# [Exercise brief]
Scan the following material for the string "that" and copy each line in which it appears.

start Raw data

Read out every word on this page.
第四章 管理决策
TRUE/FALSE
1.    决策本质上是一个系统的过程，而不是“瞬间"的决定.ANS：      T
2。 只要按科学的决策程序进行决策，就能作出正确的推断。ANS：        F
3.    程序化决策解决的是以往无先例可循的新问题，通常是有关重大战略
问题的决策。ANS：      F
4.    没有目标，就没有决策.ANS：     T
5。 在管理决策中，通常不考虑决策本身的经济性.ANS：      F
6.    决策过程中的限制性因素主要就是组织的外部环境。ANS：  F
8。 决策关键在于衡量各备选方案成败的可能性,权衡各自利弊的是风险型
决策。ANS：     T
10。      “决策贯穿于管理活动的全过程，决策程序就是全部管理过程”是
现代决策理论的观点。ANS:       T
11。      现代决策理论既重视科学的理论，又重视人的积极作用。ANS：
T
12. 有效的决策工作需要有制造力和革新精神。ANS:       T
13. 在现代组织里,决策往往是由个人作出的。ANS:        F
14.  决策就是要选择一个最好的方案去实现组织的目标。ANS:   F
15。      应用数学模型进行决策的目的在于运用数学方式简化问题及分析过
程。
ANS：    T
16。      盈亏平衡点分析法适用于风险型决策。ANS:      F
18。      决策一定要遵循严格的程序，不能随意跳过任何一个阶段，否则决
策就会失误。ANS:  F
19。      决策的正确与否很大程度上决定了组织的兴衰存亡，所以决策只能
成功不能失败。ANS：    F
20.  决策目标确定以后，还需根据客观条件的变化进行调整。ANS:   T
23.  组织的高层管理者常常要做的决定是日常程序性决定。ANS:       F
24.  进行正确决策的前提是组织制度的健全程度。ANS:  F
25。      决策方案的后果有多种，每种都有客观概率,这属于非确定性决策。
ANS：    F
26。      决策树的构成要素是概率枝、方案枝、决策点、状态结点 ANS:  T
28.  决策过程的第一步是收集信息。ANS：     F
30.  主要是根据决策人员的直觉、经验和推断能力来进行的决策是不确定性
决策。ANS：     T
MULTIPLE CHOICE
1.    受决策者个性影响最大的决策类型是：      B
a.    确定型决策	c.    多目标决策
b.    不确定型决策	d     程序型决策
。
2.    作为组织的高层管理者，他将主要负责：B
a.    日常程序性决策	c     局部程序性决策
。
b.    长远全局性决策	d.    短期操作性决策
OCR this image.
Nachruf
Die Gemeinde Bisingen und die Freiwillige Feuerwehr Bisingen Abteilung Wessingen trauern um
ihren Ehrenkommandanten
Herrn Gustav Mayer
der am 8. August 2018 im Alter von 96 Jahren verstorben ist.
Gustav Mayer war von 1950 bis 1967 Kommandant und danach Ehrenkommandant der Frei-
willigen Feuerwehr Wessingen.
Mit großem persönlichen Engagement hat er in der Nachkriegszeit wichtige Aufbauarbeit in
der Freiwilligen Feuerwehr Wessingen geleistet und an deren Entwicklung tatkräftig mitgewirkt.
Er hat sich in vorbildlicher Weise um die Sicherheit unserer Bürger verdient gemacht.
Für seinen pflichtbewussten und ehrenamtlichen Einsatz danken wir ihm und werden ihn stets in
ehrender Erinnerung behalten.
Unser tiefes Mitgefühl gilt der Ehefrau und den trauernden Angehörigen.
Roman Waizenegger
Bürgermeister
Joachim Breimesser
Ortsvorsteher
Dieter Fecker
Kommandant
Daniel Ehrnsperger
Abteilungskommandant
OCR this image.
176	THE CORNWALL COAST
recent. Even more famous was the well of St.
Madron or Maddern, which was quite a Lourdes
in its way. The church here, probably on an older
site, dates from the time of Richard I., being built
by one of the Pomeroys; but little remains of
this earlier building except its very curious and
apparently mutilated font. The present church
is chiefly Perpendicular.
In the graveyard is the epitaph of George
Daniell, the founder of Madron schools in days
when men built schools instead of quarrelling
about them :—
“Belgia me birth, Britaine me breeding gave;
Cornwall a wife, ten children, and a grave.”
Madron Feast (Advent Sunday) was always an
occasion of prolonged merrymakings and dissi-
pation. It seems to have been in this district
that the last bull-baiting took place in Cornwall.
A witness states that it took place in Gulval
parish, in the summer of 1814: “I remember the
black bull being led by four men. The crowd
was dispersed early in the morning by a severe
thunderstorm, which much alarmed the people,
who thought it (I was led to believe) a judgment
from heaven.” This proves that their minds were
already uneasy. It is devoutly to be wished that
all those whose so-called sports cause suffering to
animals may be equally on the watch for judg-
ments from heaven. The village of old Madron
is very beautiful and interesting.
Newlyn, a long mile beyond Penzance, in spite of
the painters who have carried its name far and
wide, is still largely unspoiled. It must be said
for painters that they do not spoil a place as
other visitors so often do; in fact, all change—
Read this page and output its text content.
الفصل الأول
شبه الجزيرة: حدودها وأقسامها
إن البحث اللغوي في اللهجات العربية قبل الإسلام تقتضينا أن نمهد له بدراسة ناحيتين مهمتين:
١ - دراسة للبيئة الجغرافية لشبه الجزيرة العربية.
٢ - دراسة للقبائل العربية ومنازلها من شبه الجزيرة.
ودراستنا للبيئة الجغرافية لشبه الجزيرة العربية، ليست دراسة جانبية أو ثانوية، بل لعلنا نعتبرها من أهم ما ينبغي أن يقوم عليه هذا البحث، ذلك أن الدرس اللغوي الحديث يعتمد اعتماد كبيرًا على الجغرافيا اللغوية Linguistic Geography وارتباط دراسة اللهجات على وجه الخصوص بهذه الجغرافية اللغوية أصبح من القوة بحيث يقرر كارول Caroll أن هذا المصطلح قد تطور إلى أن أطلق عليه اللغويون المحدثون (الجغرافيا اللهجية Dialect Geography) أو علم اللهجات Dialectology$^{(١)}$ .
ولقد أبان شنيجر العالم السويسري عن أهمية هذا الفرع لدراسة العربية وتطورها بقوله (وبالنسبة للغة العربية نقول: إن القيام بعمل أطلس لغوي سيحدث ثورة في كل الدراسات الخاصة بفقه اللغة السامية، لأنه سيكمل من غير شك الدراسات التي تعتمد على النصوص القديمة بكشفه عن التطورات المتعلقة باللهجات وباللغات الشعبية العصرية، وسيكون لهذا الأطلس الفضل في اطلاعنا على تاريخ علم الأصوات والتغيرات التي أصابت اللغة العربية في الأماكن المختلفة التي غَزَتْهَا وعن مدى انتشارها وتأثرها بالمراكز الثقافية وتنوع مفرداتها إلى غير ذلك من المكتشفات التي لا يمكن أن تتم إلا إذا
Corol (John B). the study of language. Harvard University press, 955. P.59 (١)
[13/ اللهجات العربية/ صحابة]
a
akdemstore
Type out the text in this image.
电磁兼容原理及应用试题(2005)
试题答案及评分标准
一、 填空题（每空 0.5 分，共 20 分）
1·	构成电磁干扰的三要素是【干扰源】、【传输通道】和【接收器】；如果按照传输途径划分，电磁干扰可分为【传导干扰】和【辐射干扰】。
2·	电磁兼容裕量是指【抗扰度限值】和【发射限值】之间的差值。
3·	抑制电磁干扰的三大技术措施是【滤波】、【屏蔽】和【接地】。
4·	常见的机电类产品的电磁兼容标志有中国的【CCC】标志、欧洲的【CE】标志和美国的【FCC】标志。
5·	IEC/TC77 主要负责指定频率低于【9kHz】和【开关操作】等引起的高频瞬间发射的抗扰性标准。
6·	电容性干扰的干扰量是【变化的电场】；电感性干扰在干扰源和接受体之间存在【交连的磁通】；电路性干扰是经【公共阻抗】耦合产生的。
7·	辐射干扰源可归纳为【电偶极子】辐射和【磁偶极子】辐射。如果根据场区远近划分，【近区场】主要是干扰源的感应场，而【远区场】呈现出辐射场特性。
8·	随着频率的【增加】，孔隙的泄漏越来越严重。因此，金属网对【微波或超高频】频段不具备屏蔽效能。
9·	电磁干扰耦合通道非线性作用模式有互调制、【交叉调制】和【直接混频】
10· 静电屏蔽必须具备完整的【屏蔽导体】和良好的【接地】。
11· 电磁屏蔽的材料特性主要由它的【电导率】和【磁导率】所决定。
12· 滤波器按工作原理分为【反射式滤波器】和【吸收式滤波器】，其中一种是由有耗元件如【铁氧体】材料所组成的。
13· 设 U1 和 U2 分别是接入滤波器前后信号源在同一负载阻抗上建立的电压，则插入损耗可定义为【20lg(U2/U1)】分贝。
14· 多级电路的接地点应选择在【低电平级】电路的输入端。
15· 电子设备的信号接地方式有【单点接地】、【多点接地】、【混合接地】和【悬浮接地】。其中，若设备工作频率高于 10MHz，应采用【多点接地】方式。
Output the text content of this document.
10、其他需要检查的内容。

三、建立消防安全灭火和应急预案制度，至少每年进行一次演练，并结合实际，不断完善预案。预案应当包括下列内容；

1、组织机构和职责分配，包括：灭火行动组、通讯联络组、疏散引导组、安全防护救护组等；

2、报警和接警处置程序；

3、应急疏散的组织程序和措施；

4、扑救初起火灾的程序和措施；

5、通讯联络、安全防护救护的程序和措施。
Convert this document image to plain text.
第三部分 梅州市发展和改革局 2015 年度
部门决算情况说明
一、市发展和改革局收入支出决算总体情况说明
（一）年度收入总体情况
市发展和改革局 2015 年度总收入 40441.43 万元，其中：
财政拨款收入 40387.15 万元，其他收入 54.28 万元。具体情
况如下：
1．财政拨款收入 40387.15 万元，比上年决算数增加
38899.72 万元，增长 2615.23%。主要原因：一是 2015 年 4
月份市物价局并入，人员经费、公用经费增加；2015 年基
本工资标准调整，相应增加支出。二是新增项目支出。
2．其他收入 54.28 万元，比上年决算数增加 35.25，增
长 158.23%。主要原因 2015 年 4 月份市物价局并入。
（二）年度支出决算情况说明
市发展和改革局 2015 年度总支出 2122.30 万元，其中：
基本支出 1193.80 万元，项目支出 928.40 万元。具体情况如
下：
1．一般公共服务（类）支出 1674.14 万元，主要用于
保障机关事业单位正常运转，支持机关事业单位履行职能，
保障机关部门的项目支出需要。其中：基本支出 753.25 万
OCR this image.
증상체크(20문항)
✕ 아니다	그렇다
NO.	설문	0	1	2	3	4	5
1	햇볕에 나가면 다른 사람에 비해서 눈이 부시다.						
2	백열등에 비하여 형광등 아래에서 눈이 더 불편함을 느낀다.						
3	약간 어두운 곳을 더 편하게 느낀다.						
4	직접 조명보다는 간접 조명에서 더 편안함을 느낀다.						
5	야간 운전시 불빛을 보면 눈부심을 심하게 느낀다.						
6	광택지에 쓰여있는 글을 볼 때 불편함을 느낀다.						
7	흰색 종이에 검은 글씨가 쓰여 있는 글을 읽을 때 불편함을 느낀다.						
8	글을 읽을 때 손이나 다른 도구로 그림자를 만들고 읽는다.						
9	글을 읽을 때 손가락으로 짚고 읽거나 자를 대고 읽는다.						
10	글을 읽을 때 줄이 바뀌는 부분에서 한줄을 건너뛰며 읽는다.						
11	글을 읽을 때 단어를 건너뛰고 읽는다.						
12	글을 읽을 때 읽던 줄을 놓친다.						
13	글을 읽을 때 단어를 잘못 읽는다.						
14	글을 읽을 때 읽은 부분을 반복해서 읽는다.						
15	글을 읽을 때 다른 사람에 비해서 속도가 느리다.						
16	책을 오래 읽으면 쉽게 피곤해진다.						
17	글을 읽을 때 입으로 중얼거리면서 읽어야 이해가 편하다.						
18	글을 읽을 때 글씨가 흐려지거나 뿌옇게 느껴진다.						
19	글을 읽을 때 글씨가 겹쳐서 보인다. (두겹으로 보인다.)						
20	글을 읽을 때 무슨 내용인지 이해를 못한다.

end Raw data

# [Task solution]
that the last bull-baiting took place in Cornwall.
A witness states that it took place in Gulval
from heaven.” This proves that their minds were
already uneasy. It is devoutly to be wished that
for painters that they do not spoil a place as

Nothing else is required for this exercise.